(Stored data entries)
<<<<
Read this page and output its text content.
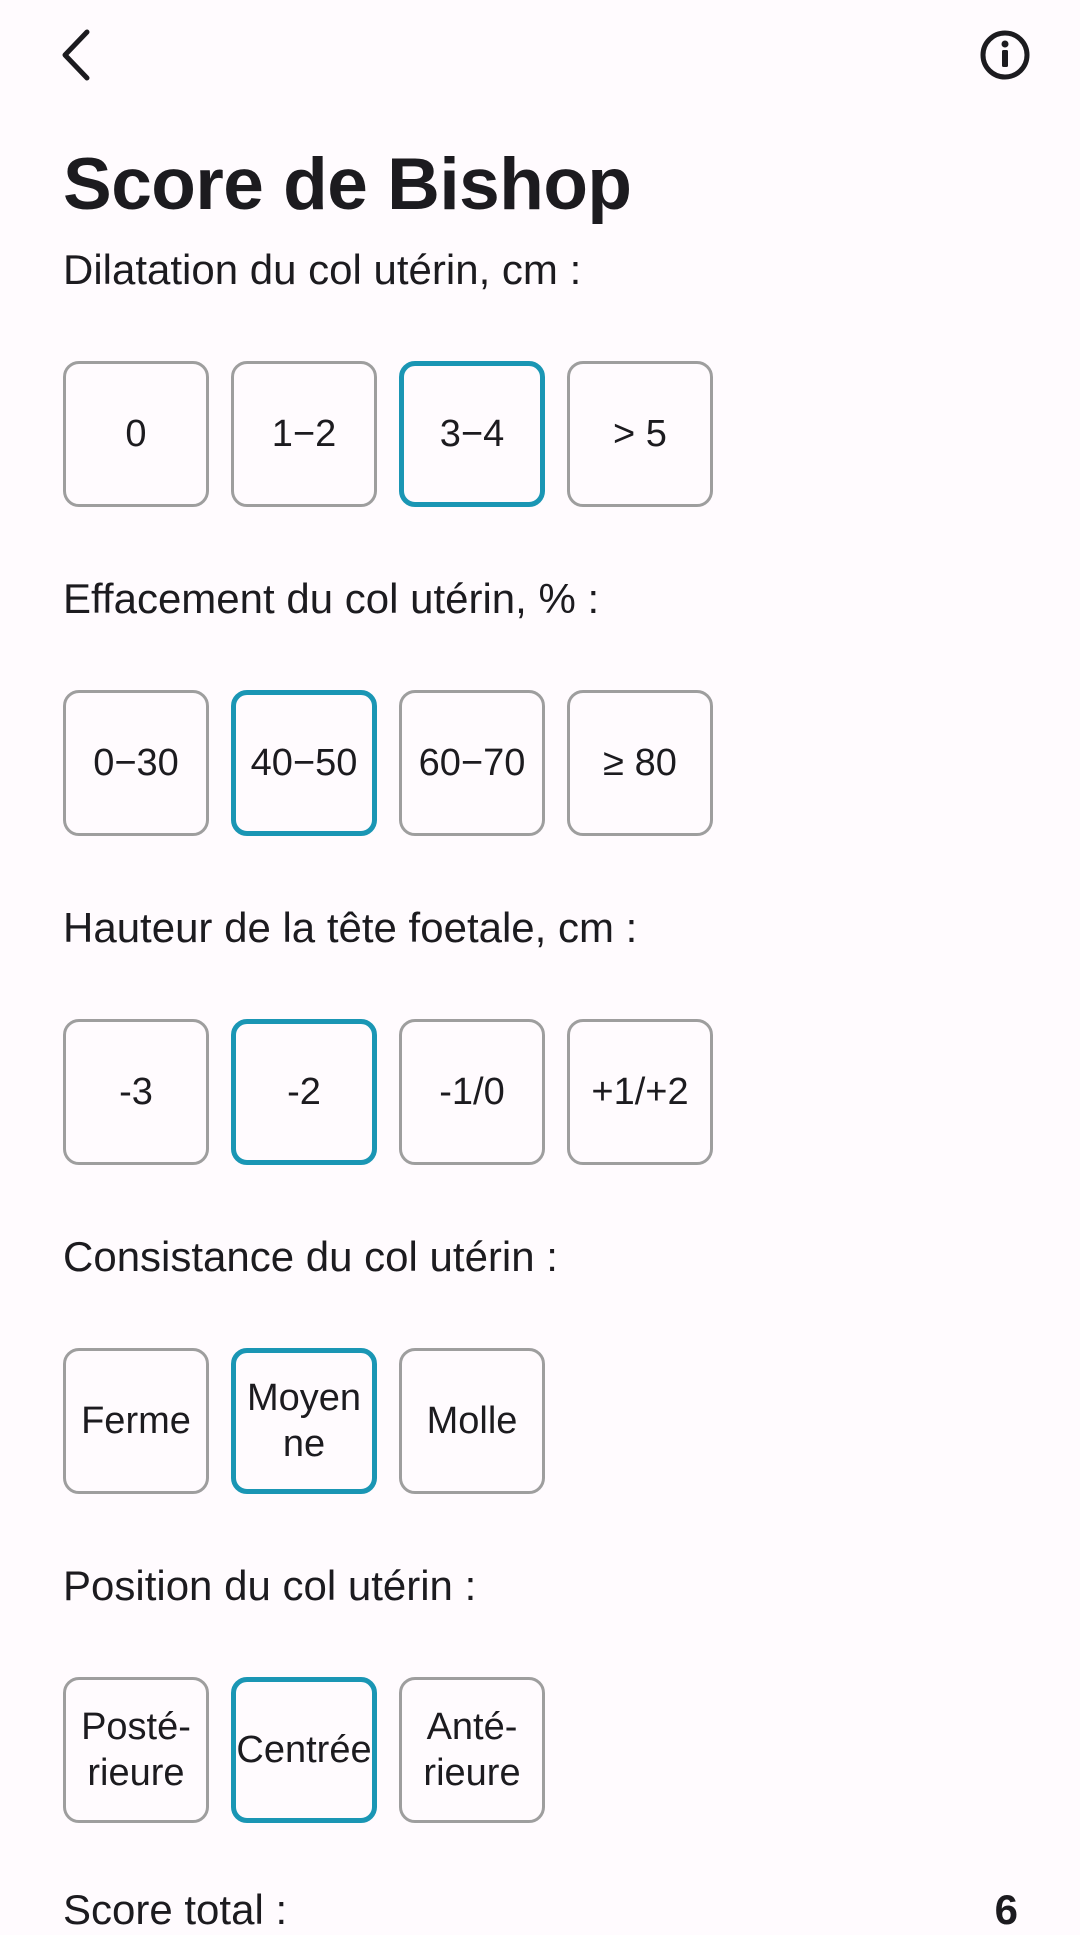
Score de Bishop
Dilatation du col utérin, cm :
0	1−2	3−4	> 5
Effacement du col utérin, % :
0−30	40−50	60−70	≥ 80
Hauteur de la tête foetale, cm :
-3	-2	-1/0	+1/+2
Consistance du col utérin :
Ferme
Moyen
ne
Molle
Position du col utérin :
Posté-
rieure
Centrée
Anté-
rieure
Score total :	6
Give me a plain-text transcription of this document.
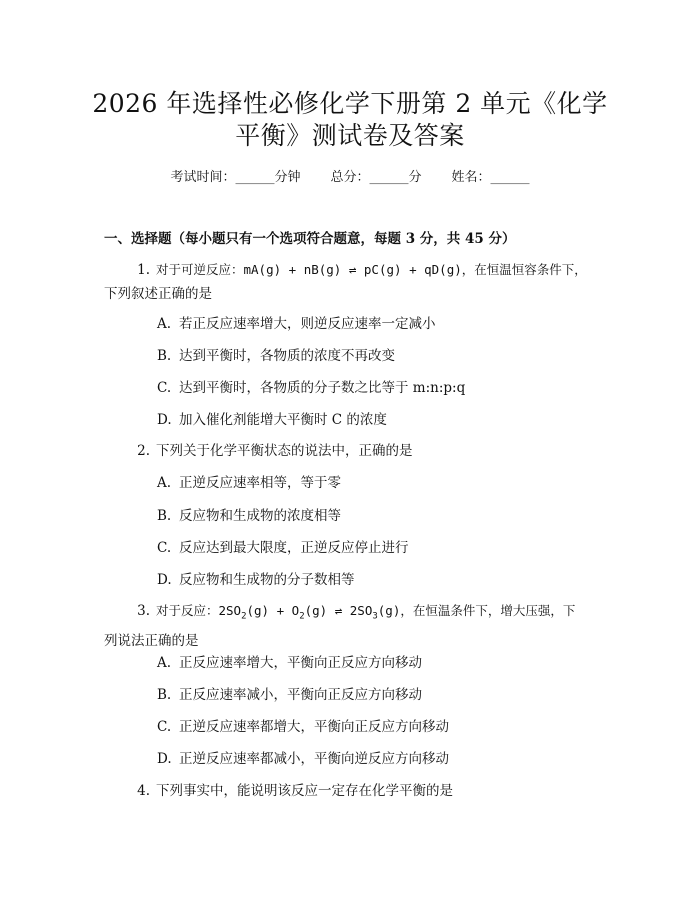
2026 年选择性必修化学下册第 2 单元《化学
平衡》测试卷及答案
考试时间：______分钟 总分：______分 姓名：______
一、选择题（每小题只有一个选项符合题意，每题 3 分，共 45 分）
1. 对于可逆反应：mA(g) + nB(g) ⇌ pC(g) + qD(g)，在恒温恒容条件下，
下列叙述正确的是
A. 若正反应速率增大，则逆反应速率一定减小
B. 达到平衡时，各物质的浓度不再改变
C. 达到平衡时，各物质的分子数之比等于 m:n:p:q
D. 加入催化剂能增大平衡时 C 的浓度
2. 下列关于化学平衡状态的说法中，正确的是
A. 正逆反应速率相等，等于零
B. 反应物和生成物的浓度相等
C. 反应达到最大限度，正逆反应停止进行
D. 反应物和生成物的分子数相等
3. 对于反应：$2SO_2(g) + O_2(g)$ ⇌ $2SO_3(g)$，在恒温条件下，增大压强，下
列说法正确的是
A. 正反应速率增大，平衡向正反应方向移动
B. 正反应速率减小，平衡向正反应方向移动
C. 正逆反应速率都增大，平衡向正反应方向移动
D. 正逆反应速率都减小，平衡向逆反应方向移动
4. 下列事实中，能说明该反应一定存在化学平衡的是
>>>>
◆ **Instructions for the task**
Exactly reproduce the entries above, minus the pictures.

◆ **Answer in full**
Read this page and output its text content.
Score de Bishop
Dilatation du col utérin, cm :
0	1−2	3−4	> 5
Effacement du col utérin, % :
0−30	40−50	60−70	≥ 80
Hauteur de la tête foetale, cm :
-3	-2	-1/0	+1/+2
Consistance du col utérin :
Ferme
Moyen
ne
Molle
Position du col utérin :
Posté-
rieure
Centrée
Anté-
rieure
Score total :	6
Give me a plain-text transcription of this document.
2026 年选择性必修化学下册第 2 单元《化学
平衡》测试卷及答案
考试时间：______分钟 总分：______分 姓名：______
一、选择题（每小题只有一个选项符合题意，每题 3 分，共 45 分）
1. 对于可逆反应：mA(g) + nB(g) ⇌ pC(g) + qD(g)，在恒温恒容条件下，
下列叙述正确的是
A. 若正反应速率增大，则逆反应速率一定减小
B. 达到平衡时，各物质的浓度不再改变
C. 达到平衡时，各物质的分子数之比等于 m:n:p:q
D. 加入催化剂能增大平衡时 C 的浓度
2. 下列关于化学平衡状态的说法中，正确的是
A. 正逆反应速率相等，等于零
B. 反应物和生成物的浓度相等
C. 反应达到最大限度，正逆反应停止进行
D. 反应物和生成物的分子数相等
3. 对于反应：$2SO_2(g) + O_2(g)$ ⇌ $2SO_3(g)$，在恒温条件下，增大压强，下
列说法正确的是
A. 正反应速率增大，平衡向正反应方向移动
B. 正反应速率减小，平衡向正反应方向移动
C. 正逆反应速率都增大，平衡向正反应方向移动
D. 正逆反应速率都减小，平衡向逆反应方向移动
4. 下列事实中，能说明该反应一定存在化学平衡的是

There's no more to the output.